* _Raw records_

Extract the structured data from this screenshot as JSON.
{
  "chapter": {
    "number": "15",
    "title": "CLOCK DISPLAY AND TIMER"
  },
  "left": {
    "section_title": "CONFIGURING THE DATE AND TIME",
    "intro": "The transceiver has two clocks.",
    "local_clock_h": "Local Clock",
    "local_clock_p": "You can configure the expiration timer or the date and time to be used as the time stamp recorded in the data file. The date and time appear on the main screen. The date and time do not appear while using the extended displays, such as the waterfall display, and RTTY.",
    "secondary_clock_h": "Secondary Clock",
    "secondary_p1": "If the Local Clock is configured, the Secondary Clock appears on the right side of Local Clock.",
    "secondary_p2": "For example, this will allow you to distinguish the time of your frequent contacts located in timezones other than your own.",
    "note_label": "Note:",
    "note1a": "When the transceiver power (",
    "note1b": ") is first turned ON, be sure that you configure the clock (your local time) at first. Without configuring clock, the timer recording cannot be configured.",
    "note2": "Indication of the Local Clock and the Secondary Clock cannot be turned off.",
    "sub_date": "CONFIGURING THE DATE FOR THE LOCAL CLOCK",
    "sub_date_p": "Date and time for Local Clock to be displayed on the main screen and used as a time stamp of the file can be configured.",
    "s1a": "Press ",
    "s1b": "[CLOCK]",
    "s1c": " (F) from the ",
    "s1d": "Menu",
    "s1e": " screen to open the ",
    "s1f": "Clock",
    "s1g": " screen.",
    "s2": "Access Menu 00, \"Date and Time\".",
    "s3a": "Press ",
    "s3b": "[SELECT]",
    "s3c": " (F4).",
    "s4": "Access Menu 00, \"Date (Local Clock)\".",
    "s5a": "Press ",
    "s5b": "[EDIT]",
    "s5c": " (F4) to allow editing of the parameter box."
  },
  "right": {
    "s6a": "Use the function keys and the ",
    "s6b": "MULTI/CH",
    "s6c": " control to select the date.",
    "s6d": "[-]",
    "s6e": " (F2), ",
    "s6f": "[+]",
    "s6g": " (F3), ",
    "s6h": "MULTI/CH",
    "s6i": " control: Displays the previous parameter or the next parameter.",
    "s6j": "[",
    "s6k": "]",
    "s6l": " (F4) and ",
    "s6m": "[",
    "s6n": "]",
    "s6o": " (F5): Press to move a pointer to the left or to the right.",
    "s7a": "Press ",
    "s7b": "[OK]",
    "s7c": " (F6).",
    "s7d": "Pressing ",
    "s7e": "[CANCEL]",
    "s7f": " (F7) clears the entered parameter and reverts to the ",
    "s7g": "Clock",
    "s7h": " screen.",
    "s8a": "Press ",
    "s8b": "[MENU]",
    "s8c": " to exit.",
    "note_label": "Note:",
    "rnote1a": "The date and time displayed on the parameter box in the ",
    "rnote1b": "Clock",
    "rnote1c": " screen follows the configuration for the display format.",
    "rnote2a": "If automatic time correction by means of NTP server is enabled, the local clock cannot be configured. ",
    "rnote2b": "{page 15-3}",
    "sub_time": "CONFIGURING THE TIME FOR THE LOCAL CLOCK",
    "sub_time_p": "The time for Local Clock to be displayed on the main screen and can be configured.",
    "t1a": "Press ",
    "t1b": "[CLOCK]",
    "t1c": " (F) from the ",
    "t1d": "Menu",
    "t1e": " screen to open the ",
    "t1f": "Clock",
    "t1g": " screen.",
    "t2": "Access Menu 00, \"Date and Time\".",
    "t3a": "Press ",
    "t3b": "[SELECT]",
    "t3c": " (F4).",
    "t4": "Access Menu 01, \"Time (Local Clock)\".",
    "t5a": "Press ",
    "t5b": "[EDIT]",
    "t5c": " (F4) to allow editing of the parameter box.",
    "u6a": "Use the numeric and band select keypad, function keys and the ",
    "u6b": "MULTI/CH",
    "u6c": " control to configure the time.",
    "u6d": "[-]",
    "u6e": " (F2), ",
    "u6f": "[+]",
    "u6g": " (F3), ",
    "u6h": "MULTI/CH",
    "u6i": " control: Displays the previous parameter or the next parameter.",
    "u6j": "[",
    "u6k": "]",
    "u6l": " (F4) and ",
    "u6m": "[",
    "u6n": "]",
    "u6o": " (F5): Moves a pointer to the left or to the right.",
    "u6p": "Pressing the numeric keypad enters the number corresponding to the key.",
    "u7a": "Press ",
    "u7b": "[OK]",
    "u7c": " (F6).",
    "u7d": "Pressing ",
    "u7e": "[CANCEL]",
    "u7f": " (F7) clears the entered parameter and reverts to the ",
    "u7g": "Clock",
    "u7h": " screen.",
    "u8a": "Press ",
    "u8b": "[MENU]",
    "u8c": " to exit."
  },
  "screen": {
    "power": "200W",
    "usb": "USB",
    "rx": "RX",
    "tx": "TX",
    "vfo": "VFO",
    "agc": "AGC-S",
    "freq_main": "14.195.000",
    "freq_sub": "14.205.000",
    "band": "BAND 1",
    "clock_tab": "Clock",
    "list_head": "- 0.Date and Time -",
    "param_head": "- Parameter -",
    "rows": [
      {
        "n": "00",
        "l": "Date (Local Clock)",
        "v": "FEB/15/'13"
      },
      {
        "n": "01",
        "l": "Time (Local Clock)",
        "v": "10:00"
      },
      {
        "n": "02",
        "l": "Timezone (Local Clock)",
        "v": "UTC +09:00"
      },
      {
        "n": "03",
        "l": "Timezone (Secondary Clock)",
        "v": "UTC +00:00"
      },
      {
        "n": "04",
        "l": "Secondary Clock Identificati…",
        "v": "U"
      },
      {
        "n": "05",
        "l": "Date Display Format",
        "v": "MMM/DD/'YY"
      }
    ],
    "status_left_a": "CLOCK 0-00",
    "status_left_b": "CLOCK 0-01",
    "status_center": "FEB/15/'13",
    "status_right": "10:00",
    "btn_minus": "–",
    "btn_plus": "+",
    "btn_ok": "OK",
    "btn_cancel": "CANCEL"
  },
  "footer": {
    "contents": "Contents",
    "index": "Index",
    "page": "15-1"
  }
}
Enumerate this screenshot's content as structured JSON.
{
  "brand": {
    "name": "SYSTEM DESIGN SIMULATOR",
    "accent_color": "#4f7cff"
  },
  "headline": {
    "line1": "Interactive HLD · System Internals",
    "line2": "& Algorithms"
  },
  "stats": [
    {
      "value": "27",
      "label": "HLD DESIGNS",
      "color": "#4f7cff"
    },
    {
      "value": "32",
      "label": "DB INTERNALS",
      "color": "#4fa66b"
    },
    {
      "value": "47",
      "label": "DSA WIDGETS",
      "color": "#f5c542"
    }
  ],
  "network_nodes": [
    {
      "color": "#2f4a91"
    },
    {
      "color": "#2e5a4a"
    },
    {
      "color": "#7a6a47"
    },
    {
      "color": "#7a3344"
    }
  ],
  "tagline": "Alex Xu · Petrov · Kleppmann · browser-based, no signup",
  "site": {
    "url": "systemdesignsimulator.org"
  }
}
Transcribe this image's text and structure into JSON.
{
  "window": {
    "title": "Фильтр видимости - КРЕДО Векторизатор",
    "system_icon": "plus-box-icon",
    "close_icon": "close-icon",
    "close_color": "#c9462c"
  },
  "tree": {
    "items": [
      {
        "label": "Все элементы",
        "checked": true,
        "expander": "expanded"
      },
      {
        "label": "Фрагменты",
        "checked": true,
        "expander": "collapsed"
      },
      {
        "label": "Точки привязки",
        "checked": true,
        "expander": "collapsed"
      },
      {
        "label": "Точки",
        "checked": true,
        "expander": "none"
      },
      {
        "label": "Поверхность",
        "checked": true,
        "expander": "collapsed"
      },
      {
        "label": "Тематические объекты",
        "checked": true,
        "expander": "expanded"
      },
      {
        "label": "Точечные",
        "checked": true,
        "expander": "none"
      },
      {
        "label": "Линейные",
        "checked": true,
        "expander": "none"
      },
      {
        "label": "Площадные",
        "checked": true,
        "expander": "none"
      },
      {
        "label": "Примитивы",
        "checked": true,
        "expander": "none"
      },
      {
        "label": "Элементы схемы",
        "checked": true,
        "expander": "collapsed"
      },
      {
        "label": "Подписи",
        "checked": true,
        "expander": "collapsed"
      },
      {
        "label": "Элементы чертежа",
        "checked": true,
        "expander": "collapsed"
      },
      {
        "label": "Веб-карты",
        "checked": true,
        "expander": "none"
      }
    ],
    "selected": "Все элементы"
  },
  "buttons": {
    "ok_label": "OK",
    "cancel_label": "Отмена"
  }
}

* _Task directions_
Identify the lines above with the word "entered". Copy them.

* _Full solution_
    "s7f": " (F7) clears the entered parameter and reverts to the ",
    "u7f": " (F7) clears the entered parameter and reverts to the ",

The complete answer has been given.